## WHAT YOU WILL DO
Quote the entries in full, character for character, without their images.

********

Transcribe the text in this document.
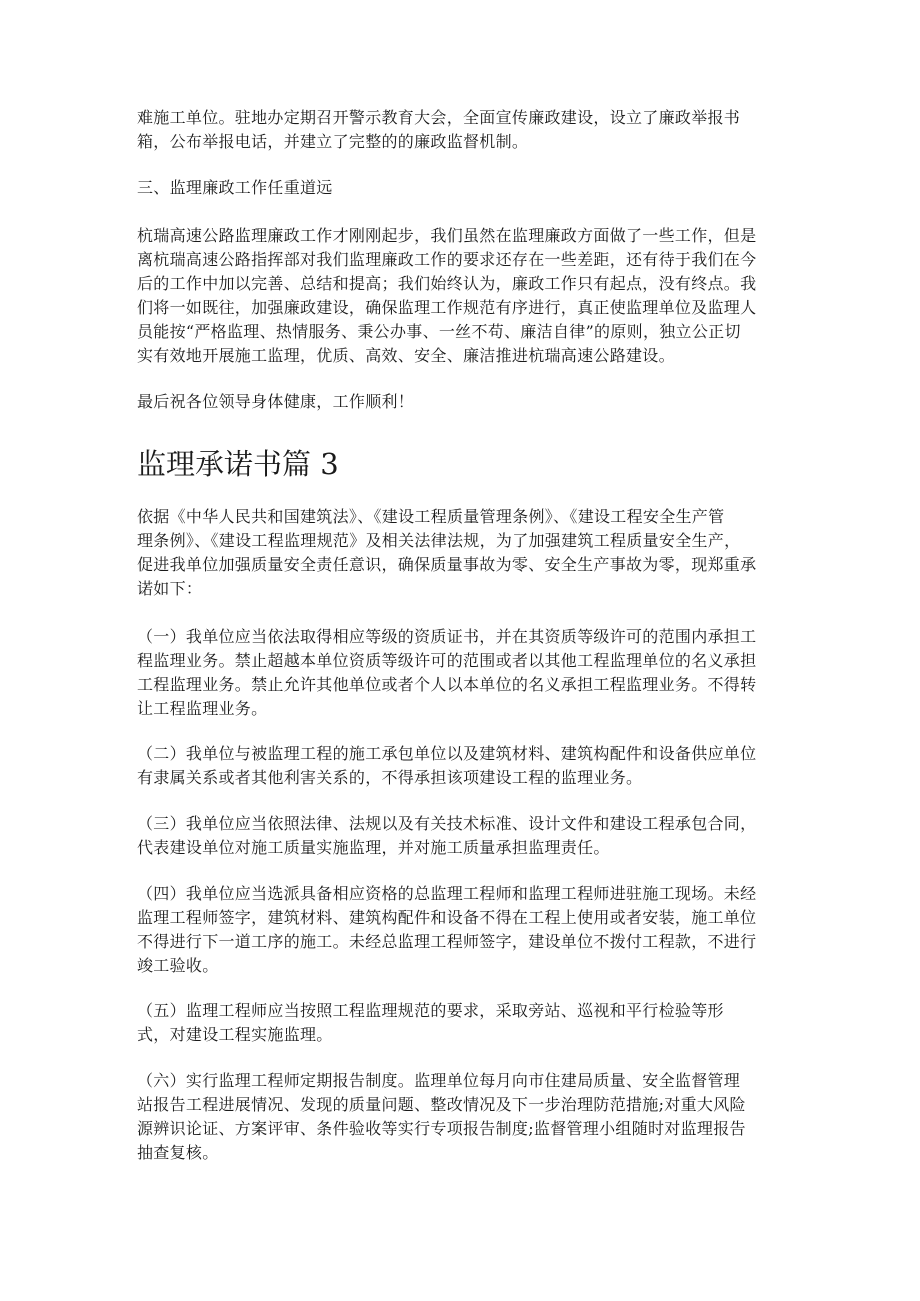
难施工单位。驻地办定期召开警示教育大会，全面宣传廉政建设，设立了廉政举报书
箱，公布举报电话，并建立了完整的的廉政监督机制。
三、监理廉政工作任重道远
杭瑞高速公路监理廉政工作才刚刚起步，我们虽然在监理廉政方面做了一些工作，但是
离杭瑞高速公路指挥部对我们监理廉政工作的要求还存在一些差距，还有待于我们在今
后的工作中加以完善、总结和提高；我们始终认为，廉政工作只有起点，没有终点。我
们将一如既往，加强廉政建设，确保监理工作规范有序进行，真正使监理单位及监理人
员能按“严格监理、热情服务、秉公办事、一丝不苟、廉洁自律”的原则，独立公正切
实有效地开展施工监理，优质、高效、安全、廉洁推进杭瑞高速公路建设。
最后祝各位领导身体健康，工作顺利！
监理承诺书篇 3
依据《中华人民共和国建筑法》、《建设工程质量管理条例》、《建设工程安全生产管
理条例》、《建设工程监理规范》及相关法律法规，为了加强建筑工程质量安全生产，
促进我单位加强质量安全责任意识，确保质量事故为零、安全生产事故为零，现郑重承
诺如下：
（一）我单位应当依法取得相应等级的资质证书，并在其资质等级许可的范围内承担工
程监理业务。禁止超越本单位资质等级许可的范围或者以其他工程监理单位的名义承担
工程监理业务。禁止允许其他单位或者个人以本单位的名义承担工程监理业务。不得转
让工程监理业务。
（二）我单位与被监理工程的施工承包单位以及建筑材料、建筑构配件和设备供应单位
有隶属关系或者其他利害关系的，不得承担该项建设工程的监理业务。
（三）我单位应当依照法律、法规以及有关技术标准、设计文件和建设工程承包合同，
代表建设单位对施工质量实施监理，并对施工质量承担监理责任。
（四）我单位应当选派具备相应资格的总监理工程师和监理工程师进驻施工现场。未经
监理工程师签字，建筑材料、建筑构配件和设备不得在工程上使用或者安装，施工单位
不得进行下一道工序的施工。未经总监理工程师签字，建设单位不拨付工程款，不进行
竣工验收。
（五）监理工程师应当按照工程监理规范的要求，采取旁站、巡视和平行检验等形
式，对建设工程实施监理。
（六）实行监理工程师定期报告制度。监理单位每月向市住建局质量、安全监督管理
站报告工程进展情况、发现的质量问题、整改情况及下一步治理防范措施;对重大风险
源辨识论证、方案评审、条件验收等实行专项报告制度;监督管理小组随时对监理报告
抽查复核。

********

## FINISHED TASK
Transcribe the text in this document.
难施工单位。驻地办定期召开警示教育大会，全面宣传廉政建设，设立了廉政举报书
箱，公布举报电话，并建立了完整的的廉政监督机制。
三、监理廉政工作任重道远
杭瑞高速公路监理廉政工作才刚刚起步，我们虽然在监理廉政方面做了一些工作，但是
离杭瑞高速公路指挥部对我们监理廉政工作的要求还存在一些差距，还有待于我们在今
后的工作中加以完善、总结和提高；我们始终认为，廉政工作只有起点，没有终点。我
们将一如既往，加强廉政建设，确保监理工作规范有序进行，真正使监理单位及监理人
员能按“严格监理、热情服务、秉公办事、一丝不苟、廉洁自律”的原则，独立公正切
实有效地开展施工监理，优质、高效、安全、廉洁推进杭瑞高速公路建设。
最后祝各位领导身体健康，工作顺利！
监理承诺书篇 3
依据《中华人民共和国建筑法》、《建设工程质量管理条例》、《建设工程安全生产管
理条例》、《建设工程监理规范》及相关法律法规，为了加强建筑工程质量安全生产，
促进我单位加强质量安全责任意识，确保质量事故为零、安全生产事故为零，现郑重承
诺如下：
（一）我单位应当依法取得相应等级的资质证书，并在其资质等级许可的范围内承担工
程监理业务。禁止超越本单位资质等级许可的范围或者以其他工程监理单位的名义承担
工程监理业务。禁止允许其他单位或者个人以本单位的名义承担工程监理业务。不得转
让工程监理业务。
（二）我单位与被监理工程的施工承包单位以及建筑材料、建筑构配件和设备供应单位
有隶属关系或者其他利害关系的，不得承担该项建设工程的监理业务。
（三）我单位应当依照法律、法规以及有关技术标准、设计文件和建设工程承包合同，
代表建设单位对施工质量实施监理，并对施工质量承担监理责任。
（四）我单位应当选派具备相应资格的总监理工程师和监理工程师进驻施工现场。未经
监理工程师签字，建筑材料、建筑构配件和设备不得在工程上使用或者安装，施工单位
不得进行下一道工序的施工。未经总监理工程师签字，建设单位不拨付工程款，不进行
竣工验收。
（五）监理工程师应当按照工程监理规范的要求，采取旁站、巡视和平行检验等形
式，对建设工程实施监理。
（六）实行监理工程师定期报告制度。监理单位每月向市住建局质量、安全监督管理
站报告工程进展情况、发现的质量问题、整改情况及下一步治理防范措施;对重大风险
源辨识论证、方案评审、条件验收等实行专项报告制度;监督管理小组随时对监理报告
抽查复核。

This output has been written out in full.